**Exercise objective:**
Return the listing word for word, as given.

══════════════════════════════

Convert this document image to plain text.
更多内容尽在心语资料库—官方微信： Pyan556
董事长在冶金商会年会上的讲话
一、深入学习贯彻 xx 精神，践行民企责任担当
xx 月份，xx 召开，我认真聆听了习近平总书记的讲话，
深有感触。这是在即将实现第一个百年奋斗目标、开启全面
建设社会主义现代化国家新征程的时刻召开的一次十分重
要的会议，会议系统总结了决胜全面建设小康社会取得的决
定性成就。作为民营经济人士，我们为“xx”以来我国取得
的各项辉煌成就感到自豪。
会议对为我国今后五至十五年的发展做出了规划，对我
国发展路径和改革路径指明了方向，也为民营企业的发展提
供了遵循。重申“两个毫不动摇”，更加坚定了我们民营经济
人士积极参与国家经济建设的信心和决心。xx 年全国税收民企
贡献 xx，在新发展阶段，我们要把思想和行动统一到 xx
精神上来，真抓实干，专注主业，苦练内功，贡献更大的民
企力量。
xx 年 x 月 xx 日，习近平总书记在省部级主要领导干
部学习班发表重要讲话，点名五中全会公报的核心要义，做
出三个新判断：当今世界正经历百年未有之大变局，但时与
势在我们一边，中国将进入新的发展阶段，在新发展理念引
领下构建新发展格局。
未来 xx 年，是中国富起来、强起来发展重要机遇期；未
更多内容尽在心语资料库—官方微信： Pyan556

══════════════════════════════

**Exercise result:**
Convert this document image to plain text.
更多内容尽在心语资料库—官方微信： Pyan556
董事长在冶金商会年会上的讲话
一、深入学习贯彻 xx 精神，践行民企责任担当
xx 月份，xx 召开，我认真聆听了习近平总书记的讲话，
深有感触。这是在即将实现第一个百年奋斗目标、开启全面
建设社会主义现代化国家新征程的时刻召开的一次十分重
要的会议，会议系统总结了决胜全面建设小康社会取得的决
定性成就。作为民营经济人士，我们为“xx”以来我国取得
的各项辉煌成就感到自豪。
会议对为我国今后五至十五年的发展做出了规划，对我
国发展路径和改革路径指明了方向，也为民营企业的发展提
供了遵循。重申“两个毫不动摇”，更加坚定了我们民营经济
人士积极参与国家经济建设的信心和决心。xx 年全国税收民企
贡献 xx，在新发展阶段，我们要把思想和行动统一到 xx
精神上来，真抓实干，专注主业，苦练内功，贡献更大的民
企力量。
xx 年 x 月 xx 日，习近平总书记在省部级主要领导干
部学习班发表重要讲话，点名五中全会公报的核心要义，做
出三个新判断：当今世界正经历百年未有之大变局，但时与
势在我们一边，中国将进入新的发展阶段，在新发展理念引
领下构建新发展格局。
未来 xx 年，是中国富起来、强起来发展重要机遇期；未
更多内容尽在心语资料库—官方微信： Pyan556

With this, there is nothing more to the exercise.